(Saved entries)
┌────────

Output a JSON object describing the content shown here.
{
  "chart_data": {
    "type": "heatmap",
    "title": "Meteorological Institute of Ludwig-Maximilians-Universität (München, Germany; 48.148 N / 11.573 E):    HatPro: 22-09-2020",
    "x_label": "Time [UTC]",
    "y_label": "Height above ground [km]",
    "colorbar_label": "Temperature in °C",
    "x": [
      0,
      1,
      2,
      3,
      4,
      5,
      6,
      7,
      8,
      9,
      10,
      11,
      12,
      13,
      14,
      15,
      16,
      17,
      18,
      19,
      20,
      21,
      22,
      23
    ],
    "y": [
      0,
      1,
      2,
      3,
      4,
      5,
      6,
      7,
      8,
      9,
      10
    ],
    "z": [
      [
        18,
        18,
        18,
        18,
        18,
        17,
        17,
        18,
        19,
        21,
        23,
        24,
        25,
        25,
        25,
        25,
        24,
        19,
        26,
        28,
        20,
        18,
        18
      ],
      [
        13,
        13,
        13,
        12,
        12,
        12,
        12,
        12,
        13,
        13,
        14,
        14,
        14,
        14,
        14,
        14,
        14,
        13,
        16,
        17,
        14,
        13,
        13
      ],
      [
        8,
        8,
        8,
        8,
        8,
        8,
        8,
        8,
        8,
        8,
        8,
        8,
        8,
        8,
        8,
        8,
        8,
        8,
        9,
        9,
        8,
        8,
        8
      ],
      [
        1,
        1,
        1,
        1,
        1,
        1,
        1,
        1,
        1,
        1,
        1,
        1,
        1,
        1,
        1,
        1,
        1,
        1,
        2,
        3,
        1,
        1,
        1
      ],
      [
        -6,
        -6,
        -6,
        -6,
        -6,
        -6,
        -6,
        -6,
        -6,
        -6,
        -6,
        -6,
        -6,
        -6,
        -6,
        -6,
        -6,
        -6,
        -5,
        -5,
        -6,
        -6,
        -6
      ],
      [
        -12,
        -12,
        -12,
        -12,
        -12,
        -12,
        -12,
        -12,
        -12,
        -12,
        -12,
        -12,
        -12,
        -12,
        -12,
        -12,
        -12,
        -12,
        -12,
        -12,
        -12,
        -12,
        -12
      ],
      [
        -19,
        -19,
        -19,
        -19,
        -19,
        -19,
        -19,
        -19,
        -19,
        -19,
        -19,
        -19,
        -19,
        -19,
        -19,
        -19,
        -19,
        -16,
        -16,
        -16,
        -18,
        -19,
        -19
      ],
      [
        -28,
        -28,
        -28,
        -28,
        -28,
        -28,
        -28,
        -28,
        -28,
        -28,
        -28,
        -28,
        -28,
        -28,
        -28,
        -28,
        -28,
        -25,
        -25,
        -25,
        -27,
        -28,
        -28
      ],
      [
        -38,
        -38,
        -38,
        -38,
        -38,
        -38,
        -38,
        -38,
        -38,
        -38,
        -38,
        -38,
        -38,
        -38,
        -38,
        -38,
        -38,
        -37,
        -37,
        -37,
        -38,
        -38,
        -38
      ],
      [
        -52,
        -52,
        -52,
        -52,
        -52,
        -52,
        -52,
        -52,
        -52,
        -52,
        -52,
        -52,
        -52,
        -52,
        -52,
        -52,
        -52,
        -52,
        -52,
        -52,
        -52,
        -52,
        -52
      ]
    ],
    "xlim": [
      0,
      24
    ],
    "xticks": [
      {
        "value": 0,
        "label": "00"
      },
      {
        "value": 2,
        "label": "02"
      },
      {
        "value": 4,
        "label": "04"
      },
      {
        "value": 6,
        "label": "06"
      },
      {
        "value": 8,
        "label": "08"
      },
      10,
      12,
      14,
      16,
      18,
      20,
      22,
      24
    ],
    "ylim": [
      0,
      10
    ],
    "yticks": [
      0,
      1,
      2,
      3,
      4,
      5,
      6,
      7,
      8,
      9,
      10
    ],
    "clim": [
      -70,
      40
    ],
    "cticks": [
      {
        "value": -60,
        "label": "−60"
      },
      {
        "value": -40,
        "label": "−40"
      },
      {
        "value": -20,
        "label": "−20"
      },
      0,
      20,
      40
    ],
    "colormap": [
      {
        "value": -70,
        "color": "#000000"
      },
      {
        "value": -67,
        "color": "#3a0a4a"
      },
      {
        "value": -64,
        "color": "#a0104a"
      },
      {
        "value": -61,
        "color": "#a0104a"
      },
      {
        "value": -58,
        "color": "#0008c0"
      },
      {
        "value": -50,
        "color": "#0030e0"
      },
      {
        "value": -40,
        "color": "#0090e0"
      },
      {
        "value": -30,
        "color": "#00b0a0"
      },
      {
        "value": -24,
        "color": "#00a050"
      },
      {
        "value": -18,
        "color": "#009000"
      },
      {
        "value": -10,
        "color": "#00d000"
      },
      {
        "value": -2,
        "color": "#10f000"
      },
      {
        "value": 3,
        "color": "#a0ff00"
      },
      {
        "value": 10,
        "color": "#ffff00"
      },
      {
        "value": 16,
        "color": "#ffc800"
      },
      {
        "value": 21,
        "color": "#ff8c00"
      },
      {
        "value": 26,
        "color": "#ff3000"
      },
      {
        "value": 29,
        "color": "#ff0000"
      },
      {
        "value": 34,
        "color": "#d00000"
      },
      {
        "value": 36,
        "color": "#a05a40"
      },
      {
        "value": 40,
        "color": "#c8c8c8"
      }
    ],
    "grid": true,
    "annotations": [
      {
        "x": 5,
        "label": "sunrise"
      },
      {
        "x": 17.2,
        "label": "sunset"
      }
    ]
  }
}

└────────

## Short task
Write out the data again, exactly and in full.

## Full solution
Output a JSON object describing the content shown here.
{
  "chart_data": {
    "type": "heatmap",
    "title": "Meteorological Institute of Ludwig-Maximilians-Universität (München, Germany; 48.148 N / 11.573 E):    HatPro: 22-09-2020",
    "x_label": "Time [UTC]",
    "y_label": "Height above ground [km]",
    "colorbar_label": "Temperature in °C",
    "x": [
      0,
      1,
      2,
      3,
      4,
      5,
      6,
      7,
      8,
      9,
      10,
      11,
      12,
      13,
      14,
      15,
      16,
      17,
      18,
      19,
      20,
      21,
      22,
      23
    ],
    "y": [
      0,
      1,
      2,
      3,
      4,
      5,
      6,
      7,
      8,
      9,
      10
    ],
    "z": [
      [
        18,
        18,
        18,
        18,
        18,
        17,
        17,
        18,
        19,
        21,
        23,
        24,
        25,
        25,
        25,
        25,
        24,
        19,
        26,
        28,
        20,
        18,
        18
      ],
      [
        13,
        13,
        13,
        12,
        12,
        12,
        12,
        12,
        13,
        13,
        14,
        14,
        14,
        14,
        14,
        14,
        14,
        13,
        16,
        17,
        14,
        13,
        13
      ],
      [
        8,
        8,
        8,
        8,
        8,
        8,
        8,
        8,
        8,
        8,
        8,
        8,
        8,
        8,
        8,
        8,
        8,
        8,
        9,
        9,
        8,
        8,
        8
      ],
      [
        1,
        1,
        1,
        1,
        1,
        1,
        1,
        1,
        1,
        1,
        1,
        1,
        1,
        1,
        1,
        1,
        1,
        1,
        2,
        3,
        1,
        1,
        1
      ],
      [
        -6,
        -6,
        -6,
        -6,
        -6,
        -6,
        -6,
        -6,
        -6,
        -6,
        -6,
        -6,
        -6,
        -6,
        -6,
        -6,
        -6,
        -6,
        -5,
        -5,
        -6,
        -6,
        -6
      ],
      [
        -12,
        -12,
        -12,
        -12,
        -12,
        -12,
        -12,
        -12,
        -12,
        -12,
        -12,
        -12,
        -12,
        -12,
        -12,
        -12,
        -12,
        -12,
        -12,
        -12,
        -12,
        -12,
        -12
      ],
      [
        -19,
        -19,
        -19,
        -19,
        -19,
        -19,
        -19,
        -19,
        -19,
        -19,
        -19,
        -19,
        -19,
        -19,
        -19,
        -19,
        -19,
        -16,
        -16,
        -16,
        -18,
        -19,
        -19
      ],
      [
        -28,
        -28,
        -28,
        -28,
        -28,
        -28,
        -28,
        -28,
        -28,
        -28,
        -28,
        -28,
        -28,
        -28,
        -28,
        -28,
        -28,
        -25,
        -25,
        -25,
        -27,
        -28,
        -28
      ],
      [
        -38,
        -38,
        -38,
        -38,
        -38,
        -38,
        -38,
        -38,
        -38,
        -38,
        -38,
        -38,
        -38,
        -38,
        -38,
        -38,
        -38,
        -37,
        -37,
        -37,
        -38,
        -38,
        -38
      ],
      [
        -52,
        -52,
        -52,
        -52,
        -52,
        -52,
        -52,
        -52,
        -52,
        -52,
        -52,
        -52,
        -52,
        -52,
        -52,
        -52,
        -52,
        -52,
        -52,
        -52,
        -52,
        -52,
        -52
      ]
    ],
    "xlim": [
      0,
      24
    ],
    "xticks": [
      {
        "value": 0,
        "label": "00"
      },
      {
        "value": 2,
        "label": "02"
      },
      {
        "value": 4,
        "label": "04"
      },
      {
        "value": 6,
        "label": "06"
      },
      {
        "value": 8,
        "label": "08"
      },
      10,
      12,
      14,
      16,
      18,
      20,
      22,
      24
    ],
    "ylim": [
      0,
      10
    ],
    "yticks": [
      0,
      1,
      2,
      3,
      4,
      5,
      6,
      7,
      8,
      9,
      10
    ],
    "clim": [
      -70,
      40
    ],
    "cticks": [
      {
        "value": -60,
        "label": "−60"
      },
      {
        "value": -40,
        "label": "−40"
      },
      {
        "value": -20,
        "label": "−20"
      },
      0,
      20,
      40
    ],
    "colormap": [
      {
        "value": -70,
        "color": "#000000"
      },
      {
        "value": -67,
        "color": "#3a0a4a"
      },
      {
        "value": -64,
        "color": "#a0104a"
      },
      {
        "value": -61,
        "color": "#a0104a"
      },
      {
        "value": -58,
        "color": "#0008c0"
      },
      {
        "value": -50,
        "color": "#0030e0"
      },
      {
        "value": -40,
        "color": "#0090e0"
      },
      {
        "value": -30,
        "color": "#00b0a0"
      },
      {
        "value": -24,
        "color": "#00a050"
      },
      {
        "value": -18,
        "color": "#009000"
      },
      {
        "value": -10,
        "color": "#00d000"
      },
      {
        "value": -2,
        "color": "#10f000"
      },
      {
        "value": 3,
        "color": "#a0ff00"
      },
      {
        "value": 10,
        "color": "#ffff00"
      },
      {
        "value": 16,
        "color": "#ffc800"
      },
      {
        "value": 21,
        "color": "#ff8c00"
      },
      {
        "value": 26,
        "color": "#ff3000"
      },
      {
        "value": 29,
        "color": "#ff0000"
      },
      {
        "value": 34,
        "color": "#d00000"
      },
      {
        "value": 36,
        "color": "#a05a40"
      },
      {
        "value": 40,
        "color": "#c8c8c8"
      }
    ],
    "grid": true,
    "annotations": [
      {
        "x": 5,
        "label": "sunrise"
      },
      {
        "x": 17.2,
        "label": "sunset"
      }
    ]
  }
}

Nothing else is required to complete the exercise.